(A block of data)
* * *
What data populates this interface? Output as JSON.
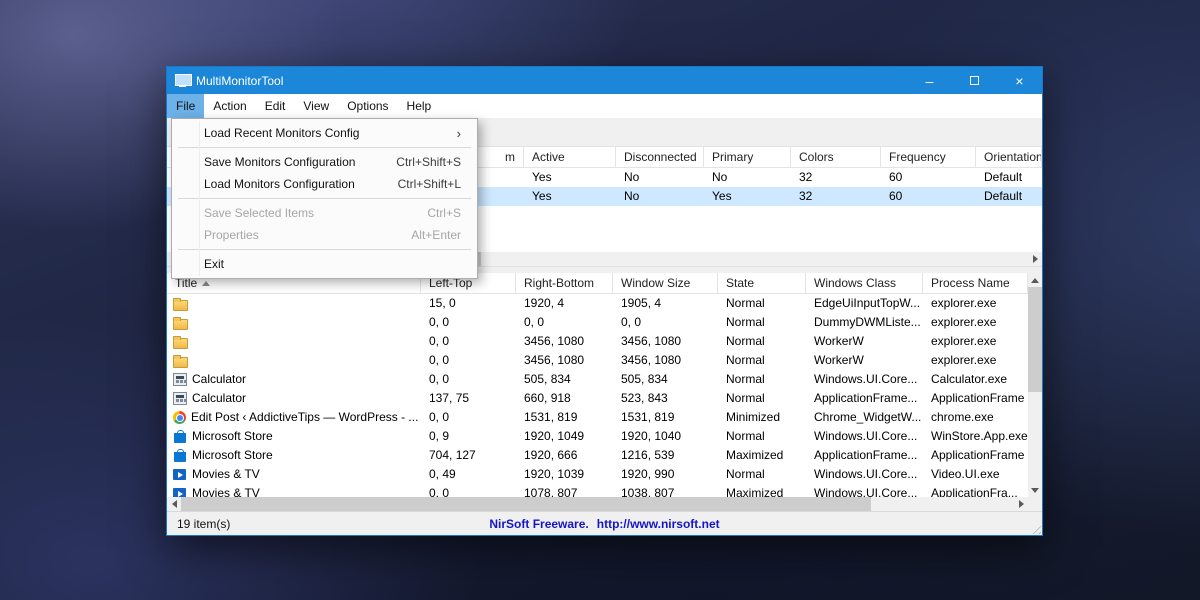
{
  "theme": {
    "titlebar": "#1c86d9",
    "window_border": "#1779c8",
    "menu_highlight": "#6cb1e7",
    "selection": "#cde8ff",
    "status_link": "#1515c8",
    "folder_yellow": "#f0b84a"
  },
  "window": {
    "title": "MultiMonitorTool",
    "controls": {
      "minimize": "–",
      "close": "×"
    }
  },
  "menu_bar": {
    "items": [
      {
        "label": "File"
      },
      {
        "label": "Action"
      },
      {
        "label": "Edit"
      },
      {
        "label": "View"
      },
      {
        "label": "Options"
      },
      {
        "label": "Help"
      }
    ]
  },
  "file_menu": {
    "load_recent": {
      "label": "Load Recent Monitors Config",
      "submenu_arrow": "›"
    },
    "save_monitors_config": {
      "label": "Save Monitors Configuration",
      "shortcut": "Ctrl+Shift+S"
    },
    "load_monitors_config": {
      "label": "Load Monitors Configuration",
      "shortcut": "Ctrl+Shift+L"
    },
    "save_selected_items": {
      "label": "Save Selected Items",
      "shortcut": "Ctrl+S"
    },
    "properties": {
      "label": "Properties",
      "shortcut": "Alt+Enter"
    },
    "exit": {
      "label": "Exit"
    }
  },
  "monitors_list": {
    "columns": {
      "clipped": "m",
      "active": "Active",
      "disconnected": "Disconnected",
      "primary": "Primary",
      "colors": "Colors",
      "frequency": "Frequency",
      "orientation": "Orientation"
    },
    "rows": [
      {
        "active": "Yes",
        "disconnected": "No",
        "primary": "No",
        "colors": "32",
        "frequency": "60",
        "orientation": "Default"
      },
      {
        "active": "Yes",
        "disconnected": "No",
        "primary": "Yes",
        "colors": "32",
        "frequency": "60",
        "orientation": "Default"
      }
    ]
  },
  "windows_list": {
    "columns": {
      "title": "Title",
      "left_top": "Left-Top",
      "right_bottom": "Right-Bottom",
      "window_size": "Window Size",
      "state": "State",
      "windows_class": "Windows Class",
      "process_name": "Process Name"
    },
    "rows": [
      {
        "icon": "folder",
        "title": "",
        "left_top": "15, 0",
        "right_bottom": "1920, 4",
        "window_size": "1905, 4",
        "state": "Normal",
        "windows_class": "EdgeUiInputTopW...",
        "process_name": "explorer.exe"
      },
      {
        "icon": "folder",
        "title": "",
        "left_top": "0, 0",
        "right_bottom": "0, 0",
        "window_size": "0, 0",
        "state": "Normal",
        "windows_class": "DummyDWMListe...",
        "process_name": "explorer.exe"
      },
      {
        "icon": "folder",
        "title": "",
        "left_top": "0, 0",
        "right_bottom": "3456, 1080",
        "window_size": "3456, 1080",
        "state": "Normal",
        "windows_class": "WorkerW",
        "process_name": "explorer.exe"
      },
      {
        "icon": "folder",
        "title": "",
        "left_top": "0, 0",
        "right_bottom": "3456, 1080",
        "window_size": "3456, 1080",
        "state": "Normal",
        "windows_class": "WorkerW",
        "process_name": "explorer.exe"
      },
      {
        "icon": "calculator",
        "title": "Calculator",
        "left_top": "0, 0",
        "right_bottom": "505, 834",
        "window_size": "505, 834",
        "state": "Normal",
        "windows_class": "Windows.UI.Core...",
        "process_name": "Calculator.exe"
      },
      {
        "icon": "calculator",
        "title": "Calculator",
        "left_top": "137, 75",
        "right_bottom": "660, 918",
        "window_size": "523, 843",
        "state": "Normal",
        "windows_class": "ApplicationFrame...",
        "process_name": "ApplicationFrame"
      },
      {
        "icon": "chrome",
        "title": "Edit Post ‹ AddictiveTips — WordPress - ...",
        "left_top": "0, 0",
        "right_bottom": "1531, 819",
        "window_size": "1531, 819",
        "state": "Minimized",
        "windows_class": "Chrome_WidgetW...",
        "process_name": "chrome.exe"
      },
      {
        "icon": "store",
        "title": "Microsoft Store",
        "left_top": "0, 9",
        "right_bottom": "1920, 1049",
        "window_size": "1920, 1040",
        "state": "Normal",
        "windows_class": "Windows.UI.Core...",
        "process_name": "WinStore.App.exe"
      },
      {
        "icon": "store",
        "title": "Microsoft Store",
        "left_top": "704, 127",
        "right_bottom": "1920, 666",
        "window_size": "1216, 539",
        "state": "Maximized",
        "windows_class": "ApplicationFrame...",
        "process_name": "ApplicationFrame"
      },
      {
        "icon": "movies",
        "title": "Movies & TV",
        "left_top": "0, 49",
        "right_bottom": "1920, 1039",
        "window_size": "1920, 990",
        "state": "Normal",
        "windows_class": "Windows.UI.Core...",
        "process_name": "Video.UI.exe"
      },
      {
        "icon": "movies",
        "title": "Movies & TV",
        "left_top": "0, 0",
        "right_bottom": "1078, 807",
        "window_size": "1038, 807",
        "state": "Maximized",
        "windows_class": "Windows.UI.Core...",
        "process_name": "ApplicationFra..."
      }
    ]
  },
  "status_bar": {
    "items_count": "19 item(s)",
    "freeware_label": "NirSoft Freeware.",
    "url": "http://www.nirsoft.net"
  }
}
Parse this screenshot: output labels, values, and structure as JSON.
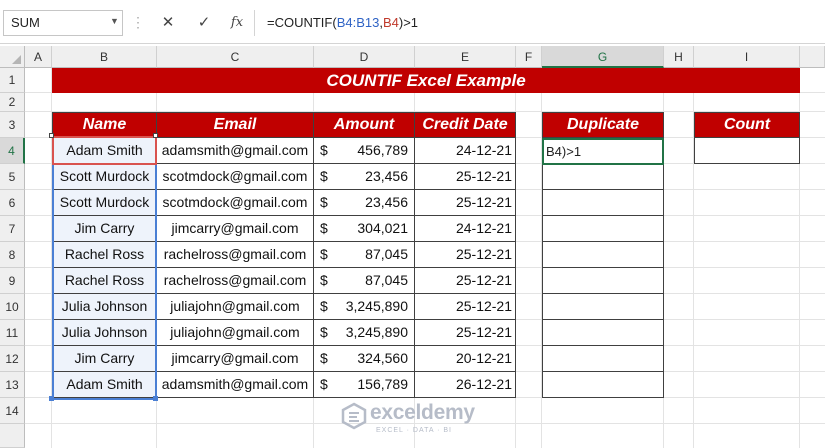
{
  "formula_bar": {
    "name_box": "SUM",
    "cancel_icon": "✕",
    "enter_icon": "✓",
    "fx_label": "fx",
    "formula_prefix": "=COUNTIF(",
    "formula_ref1": "B4:B13",
    "formula_comma": ",",
    "formula_ref2": "B4",
    "formula_suffix": ")>1"
  },
  "column_headers": [
    "A",
    "B",
    "C",
    "D",
    "E",
    "F",
    "G",
    "H",
    "I"
  ],
  "row_headers": [
    "1",
    "2",
    "3",
    "4",
    "5",
    "6",
    "7",
    "8",
    "9",
    "10",
    "11",
    "12",
    "13",
    "14"
  ],
  "title": "COUNTIF Excel Example",
  "table": {
    "headers": [
      "Name",
      "Email",
      "Amount",
      "Credit Date"
    ],
    "currency": "$",
    "rows": [
      {
        "name": "Adam Smith",
        "email": "adamsmith@gmail.com",
        "amount": "456,789",
        "date": "24-12-21"
      },
      {
        "name": "Scott Murdock",
        "email": "scotmdock@gmail.com",
        "amount": "23,456",
        "date": "25-12-21"
      },
      {
        "name": "Scott Murdock",
        "email": "scotmdock@gmail.com",
        "amount": "23,456",
        "date": "25-12-21"
      },
      {
        "name": "Jim Carry",
        "email": "jimcarry@gmail.com",
        "amount": "304,021",
        "date": "24-12-21"
      },
      {
        "name": "Rachel Ross",
        "email": "rachelross@gmail.com",
        "amount": "87,045",
        "date": "25-12-21"
      },
      {
        "name": "Rachel Ross",
        "email": "rachelross@gmail.com",
        "amount": "87,045",
        "date": "25-12-21"
      },
      {
        "name": "Julia Johnson",
        "email": "juliajohn@gmail.com",
        "amount": "3,245,890",
        "date": "25-12-21"
      },
      {
        "name": "Julia Johnson",
        "email": "juliajohn@gmail.com",
        "amount": "3,245,890",
        "date": "25-12-21"
      },
      {
        "name": "Jim Carry",
        "email": "jimcarry@gmail.com",
        "amount": "324,560",
        "date": "20-12-21"
      },
      {
        "name": "Adam Smith",
        "email": "adamsmith@gmail.com",
        "amount": "156,789",
        "date": "26-12-21"
      }
    ]
  },
  "duplicate": {
    "header": "Duplicate",
    "edit_text": "B4)>1"
  },
  "count": {
    "header": "Count"
  },
  "watermark": {
    "name": "exceldemy",
    "tagline": "EXCEL · DATA · BI"
  },
  "colors": {
    "header_red": "#c00000",
    "selection_green": "#217346",
    "range_blue": "#4a7fd4",
    "ref_red": "#c0392b"
  }
}
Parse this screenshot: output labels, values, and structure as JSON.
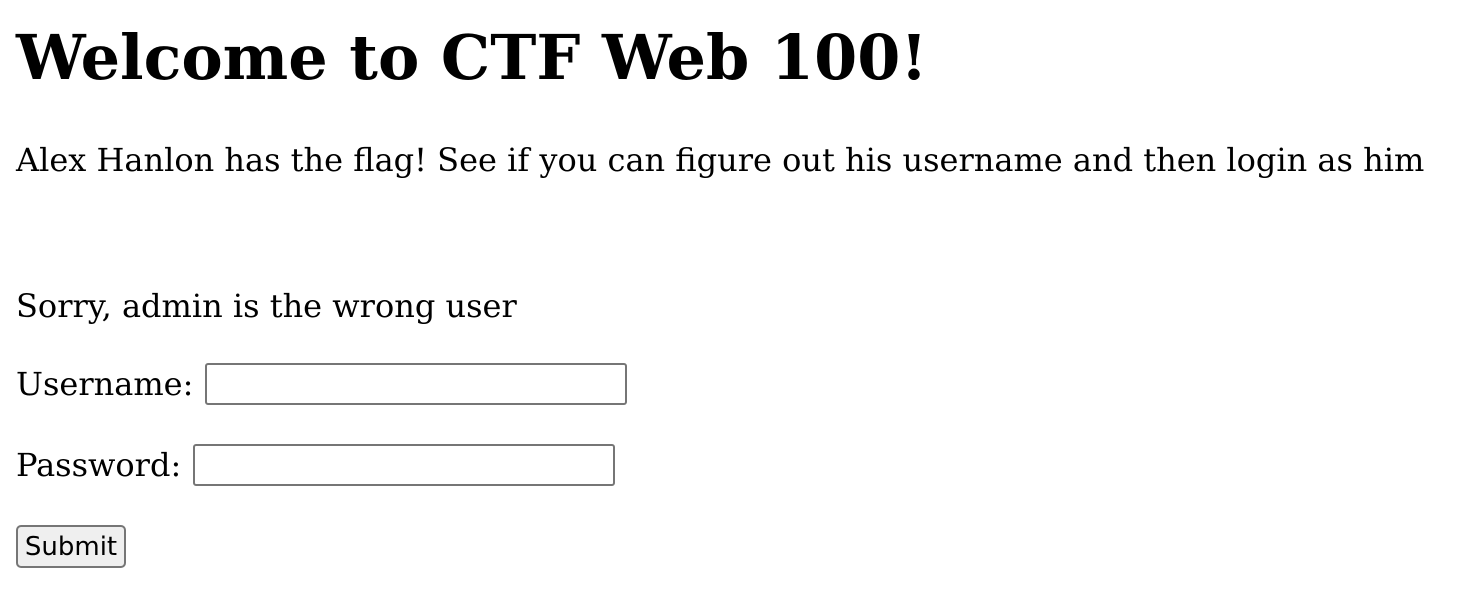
{
  "page": {
    "title": "Welcome to CTF Web 100!",
    "intro": "Alex Hanlon has the flag! See if you can figure out his username and then login as him"
  },
  "form": {
    "error_message": "Sorry, admin is the wrong user",
    "username_label": "Username:",
    "username_value": "",
    "password_label": "Password:",
    "password_value": "",
    "submit_label": "Submit"
  }
}
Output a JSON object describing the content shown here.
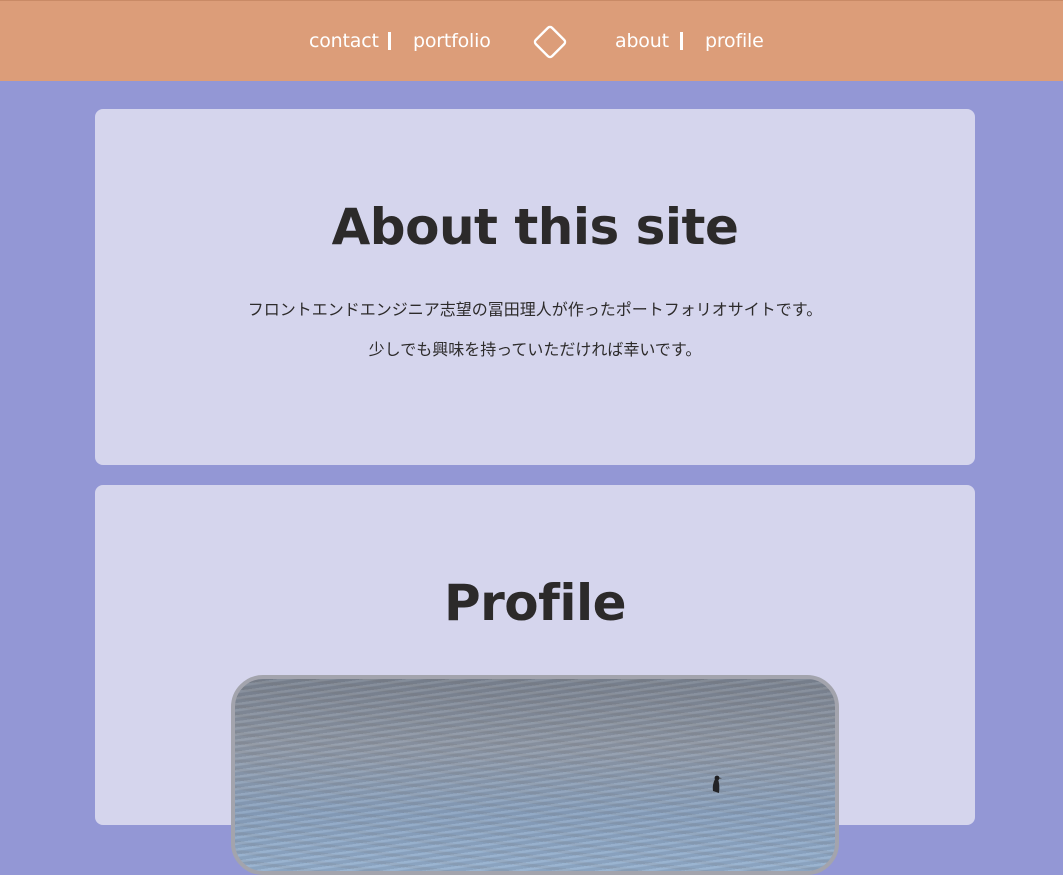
{
  "header": {
    "nav_left": [
      "contact",
      "portfolio"
    ],
    "nav_right": [
      "about",
      "profile"
    ],
    "logo_icon": "diamond-logo-icon",
    "background": "#dc9d79"
  },
  "about": {
    "title": "About this site",
    "paragraphs": [
      "フロントエンドエンジニア志望の冨田理人が作ったポートフォリオサイトです。",
      "少しでも興味を持っていただければ幸いです。"
    ]
  },
  "profile": {
    "title": "Profile",
    "photo_icon": "profile-photo"
  },
  "colors": {
    "page_background": "#9397d5",
    "card_background": "#d5d5ed",
    "text": "#2c2a2a"
  }
}
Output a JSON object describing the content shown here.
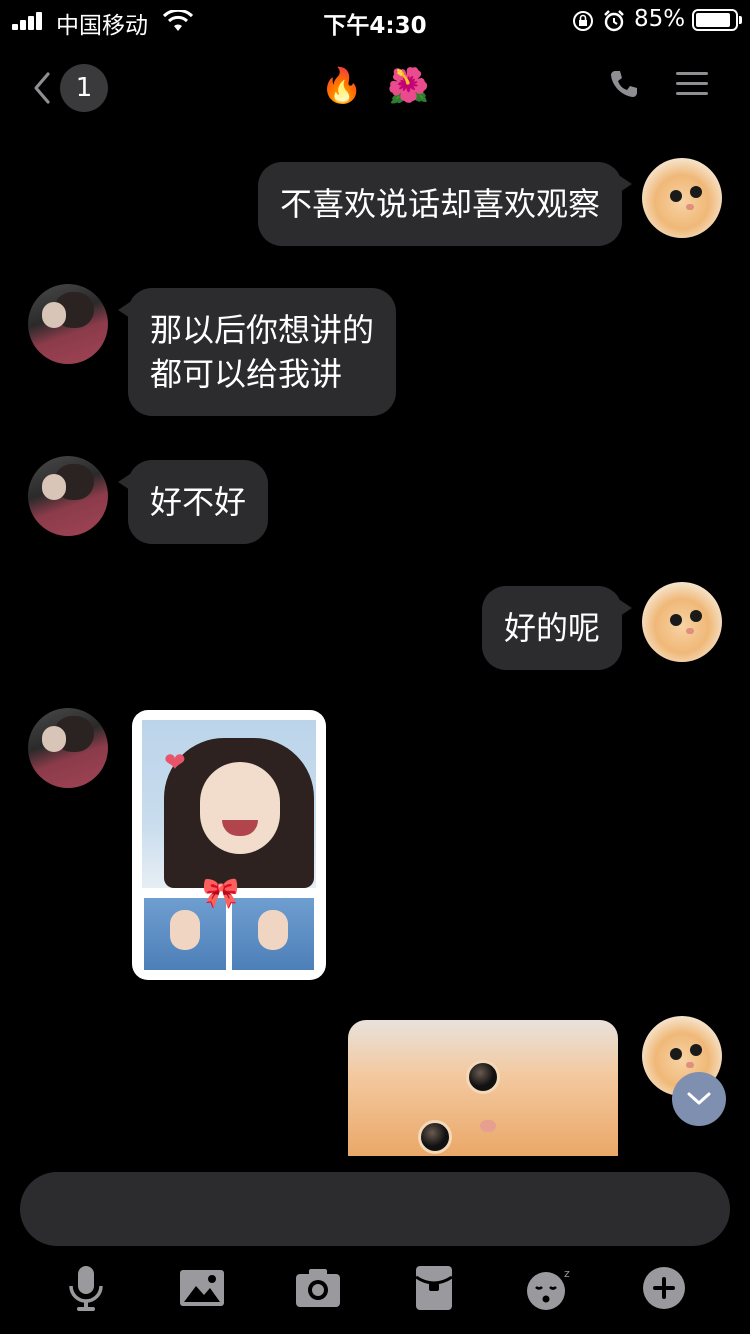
{
  "status_bar": {
    "carrier": "中国移动",
    "time": "下午4:30",
    "battery_percent": "85%",
    "icons": [
      "signal-icon",
      "wifi-icon",
      "orientation-lock-icon",
      "alarm-icon",
      "battery-icon"
    ]
  },
  "header": {
    "unread_count": "1",
    "title_emojis": [
      "🔥",
      "🌺"
    ],
    "icons": [
      "back-chevron-icon",
      "phone-icon",
      "menu-icon"
    ]
  },
  "messages": [
    {
      "sender": "me",
      "type": "text",
      "text": "不喜欢说话却喜欢观察"
    },
    {
      "sender": "other",
      "type": "text",
      "text": "那以后你想讲的\n都可以给我讲"
    },
    {
      "sender": "other",
      "type": "text",
      "text": "好不好"
    },
    {
      "sender": "me",
      "type": "text",
      "text": "好的呢"
    },
    {
      "sender": "other",
      "type": "sticker",
      "description_icon": "girl-thumbs-up-sticker"
    },
    {
      "sender": "me",
      "type": "image",
      "description_icon": "cat-photo"
    }
  ],
  "input": {
    "value": "",
    "placeholder": ""
  },
  "toolbar": {
    "items": [
      "microphone-icon",
      "image-icon",
      "camera-icon",
      "red-packet-icon",
      "emoji-icon",
      "plus-icon"
    ]
  },
  "colors": {
    "background": "#000000",
    "bubble": "#2c2c2e",
    "scroll_button": "#7f8fb0",
    "icon": "#9a9a9e"
  }
}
* * *
Filter the records, keeping only lines that contain "Shift", and show those lines.

      "shortcut": "Ctrl+Shift+S"
      "shortcut": "Ctrl+Shift+L"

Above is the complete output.